THE TASK: Quote every line as given.
>> Start RECORDS FOR THIS EXERCISE
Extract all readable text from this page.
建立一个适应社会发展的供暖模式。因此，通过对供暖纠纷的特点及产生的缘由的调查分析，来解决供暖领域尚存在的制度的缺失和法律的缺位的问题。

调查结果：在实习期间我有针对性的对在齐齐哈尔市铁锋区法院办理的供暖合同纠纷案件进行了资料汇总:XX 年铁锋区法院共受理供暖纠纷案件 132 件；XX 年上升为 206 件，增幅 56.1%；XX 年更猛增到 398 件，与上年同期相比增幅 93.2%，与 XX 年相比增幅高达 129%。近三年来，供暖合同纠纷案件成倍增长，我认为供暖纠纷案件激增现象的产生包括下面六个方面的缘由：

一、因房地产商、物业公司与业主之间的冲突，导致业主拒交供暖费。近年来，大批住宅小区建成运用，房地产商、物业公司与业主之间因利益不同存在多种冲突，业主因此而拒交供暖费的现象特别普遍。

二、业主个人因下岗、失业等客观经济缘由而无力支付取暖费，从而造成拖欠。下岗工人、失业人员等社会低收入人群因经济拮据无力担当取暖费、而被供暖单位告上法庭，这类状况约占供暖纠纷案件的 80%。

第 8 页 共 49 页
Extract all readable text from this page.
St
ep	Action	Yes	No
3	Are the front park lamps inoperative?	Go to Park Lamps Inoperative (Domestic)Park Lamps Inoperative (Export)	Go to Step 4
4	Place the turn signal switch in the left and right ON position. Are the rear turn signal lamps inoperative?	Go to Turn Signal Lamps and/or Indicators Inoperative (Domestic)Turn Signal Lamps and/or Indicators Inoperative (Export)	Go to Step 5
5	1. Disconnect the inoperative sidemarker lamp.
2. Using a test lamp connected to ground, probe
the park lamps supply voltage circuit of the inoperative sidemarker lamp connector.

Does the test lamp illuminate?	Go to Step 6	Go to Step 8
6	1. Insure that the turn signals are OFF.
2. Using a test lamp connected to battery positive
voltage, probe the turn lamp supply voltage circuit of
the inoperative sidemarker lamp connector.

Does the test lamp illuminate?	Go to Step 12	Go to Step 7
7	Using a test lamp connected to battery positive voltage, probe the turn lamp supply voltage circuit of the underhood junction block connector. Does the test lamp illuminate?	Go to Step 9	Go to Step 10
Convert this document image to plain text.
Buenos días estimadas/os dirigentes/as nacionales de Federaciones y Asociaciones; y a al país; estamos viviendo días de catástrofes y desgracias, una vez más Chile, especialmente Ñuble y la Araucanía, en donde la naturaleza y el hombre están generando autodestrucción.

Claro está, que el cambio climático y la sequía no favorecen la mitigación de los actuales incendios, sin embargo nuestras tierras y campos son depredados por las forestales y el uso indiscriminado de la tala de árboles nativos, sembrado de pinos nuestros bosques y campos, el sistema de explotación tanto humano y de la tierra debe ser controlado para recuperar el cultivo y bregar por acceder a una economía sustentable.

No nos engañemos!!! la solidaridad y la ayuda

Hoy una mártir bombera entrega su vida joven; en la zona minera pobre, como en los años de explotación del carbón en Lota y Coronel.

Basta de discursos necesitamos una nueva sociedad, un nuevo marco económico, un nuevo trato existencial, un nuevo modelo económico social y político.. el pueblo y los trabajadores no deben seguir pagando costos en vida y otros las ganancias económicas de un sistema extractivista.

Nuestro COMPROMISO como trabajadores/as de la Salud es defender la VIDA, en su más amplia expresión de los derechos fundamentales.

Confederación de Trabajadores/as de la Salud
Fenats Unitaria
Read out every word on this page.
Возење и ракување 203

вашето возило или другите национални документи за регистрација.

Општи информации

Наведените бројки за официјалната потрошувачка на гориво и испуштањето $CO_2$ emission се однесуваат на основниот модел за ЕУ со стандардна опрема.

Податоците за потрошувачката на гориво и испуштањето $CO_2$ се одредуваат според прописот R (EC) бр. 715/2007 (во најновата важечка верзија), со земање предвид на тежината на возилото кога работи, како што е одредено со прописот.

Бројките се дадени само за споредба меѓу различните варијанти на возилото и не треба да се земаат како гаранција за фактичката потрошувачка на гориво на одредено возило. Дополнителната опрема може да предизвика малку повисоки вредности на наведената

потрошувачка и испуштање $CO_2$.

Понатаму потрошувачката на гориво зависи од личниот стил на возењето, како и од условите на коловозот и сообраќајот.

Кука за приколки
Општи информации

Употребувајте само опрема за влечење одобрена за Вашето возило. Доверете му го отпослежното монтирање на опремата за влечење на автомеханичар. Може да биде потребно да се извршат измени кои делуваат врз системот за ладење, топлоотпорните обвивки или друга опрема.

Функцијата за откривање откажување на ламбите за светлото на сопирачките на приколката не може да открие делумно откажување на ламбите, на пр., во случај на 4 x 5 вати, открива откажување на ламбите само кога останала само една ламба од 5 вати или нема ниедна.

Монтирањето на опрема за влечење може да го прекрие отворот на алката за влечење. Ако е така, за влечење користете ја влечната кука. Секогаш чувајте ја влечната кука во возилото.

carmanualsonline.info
>> End RECORDS FOR THIS EXERCISE
EXERCISE RESPONSE:
Extract all readable text from this page.
建立一个适应社会发展的供暖模式。因此，通过对供暖纠纷的特点及产生的缘由的调查分析，来解决供暖领域尚存在的制度的缺失和法律的缺位的问题。

调查结果：在实习期间我有针对性的对在齐齐哈尔市铁锋区法院办理的供暖合同纠纷案件进行了资料汇总:XX 年铁锋区法院共受理供暖纠纷案件 132 件；XX 年上升为 206 件，增幅 56.1%；XX 年更猛增到 398 件，与上年同期相比增幅 93.2%，与 XX 年相比增幅高达 129%。近三年来，供暖合同纠纷案件成倍增长，我认为供暖纠纷案件激增现象的产生包括下面六个方面的缘由：

一、因房地产商、物业公司与业主之间的冲突，导致业主拒交供暖费。近年来，大批住宅小区建成运用，房地产商、物业公司与业主之间因利益不同存在多种冲突，业主因此而拒交供暖费的现象特别普遍。

二、业主个人因下岗、失业等客观经济缘由而无力支付取暖费，从而造成拖欠。下岗工人、失业人员等社会低收入人群因经济拮据无力担当取暖费、而被供暖单位告上法庭，这类状况约占供暖纠纷案件的 80%。

第 8 页 共 49 页
Extract all readable text from this page.
St
ep	Action	Yes	No
3	Are the front park lamps inoperative?	Go to Park Lamps Inoperative (Domestic)Park Lamps Inoperative (Export)	Go to Step 4
4	Place the turn signal switch in the left and right ON position. Are the rear turn signal lamps inoperative?	Go to Turn Signal Lamps and/or Indicators Inoperative (Domestic)Turn Signal Lamps and/or Indicators Inoperative (Export)	Go to Step 5
5	1. Disconnect the inoperative sidemarker lamp.
2. Using a test lamp connected to ground, probe
the park lamps supply voltage circuit of the inoperative sidemarker lamp connector.

Does the test lamp illuminate?	Go to Step 6	Go to Step 8
6	1. Insure that the turn signals are OFF.
2. Using a test lamp connected to battery positive
voltage, probe the turn lamp supply voltage circuit of
the inoperative sidemarker lamp connector.

Does the test lamp illuminate?	Go to Step 12	Go to Step 7
7	Using a test lamp connected to battery positive voltage, probe the turn lamp supply voltage circuit of the underhood junction block connector. Does the test lamp illuminate?	Go to Step 9	Go to Step 10
Convert this document image to plain text.
Buenos días estimadas/os dirigentes/as nacionales de Federaciones y Asociaciones; y a al país; estamos viviendo días de catástrofes y desgracias, una vez más Chile, especialmente Ñuble y la Araucanía, en donde la naturaleza y el hombre están generando autodestrucción.

Claro está, que el cambio climático y la sequía no favorecen la mitigación de los actuales incendios, sin embargo nuestras tierras y campos son depredados por las forestales y el uso indiscriminado de la tala de árboles nativos, sembrado de pinos nuestros bosques y campos, el sistema de explotación tanto humano y de la tierra debe ser controlado para recuperar el cultivo y bregar por acceder a una economía sustentable.

No nos engañemos!!! la solidaridad y la ayuda

Hoy una mártir bombera entrega su vida joven; en la zona minera pobre, como en los años de explotación del carbón en Lota y Coronel.

Basta de discursos necesitamos una nueva sociedad, un nuevo marco económico, un nuevo trato existencial, un nuevo modelo económico social y político.. el pueblo y los trabajadores no deben seguir pagando costos en vida y otros las ganancias económicas de un sistema extractivista.

Nuestro COMPROMISO como trabajadores/as de la Salud es defender la VIDA, en su más amplia expresión de los derechos fundamentales.

Confederación de Trabajadores/as de la Salud
Fenats Unitaria
Read out every word on this page.
Возење и ракување 203

вашето возило или другите национални документи за регистрација.

Општи информации

Наведените бројки за официјалната потрошувачка на гориво и испуштањето $CO_2$ emission се однесуваат на основниот модел за ЕУ со стандардна опрема.

Податоците за потрошувачката на гориво и испуштањето $CO_2$ се одредуваат според прописот R (EC) бр. 715/2007 (во најновата важечка верзија), со земање предвид на тежината на возилото кога работи, како што е одредено со прописот.

Бројките се дадени само за споредба меѓу различните варијанти на возилото и не треба да се земаат како гаранција за фактичката потрошувачка на гориво на одредено возило. Дополнителната опрема може да предизвика малку повисоки вредности на наведената

потрошувачка и испуштање $CO_2$.

Понатаму потрошувачката на гориво зависи од личниот стил на возењето, како и од условите на коловозот и сообраќајот.

Кука за приколки
Општи информации

Употребувајте само опрема за влечење одобрена за Вашето возило. Доверете му го отпослежното монтирање на опремата за влечење на автомеханичар. Може да биде потребно да се извршат измени кои делуваат врз системот за ладење, топлоотпорните обвивки или друга опрема.

Функцијата за откривање откажување на ламбите за светлото на сопирачките на приколката не може да открие делумно откажување на ламбите, на пр., во случај на 4 x 5 вати, открива откажување на ламбите само кога останала само една ламба од 5 вати или нема ниедна.

Монтирањето на опрема за влечење може да го прекрие отворот на алката за влечење. Ако е така, за влечење користете ја влечната кука. Секогаш чувајте ја влечната кука во возилото.

carmanualsonline.info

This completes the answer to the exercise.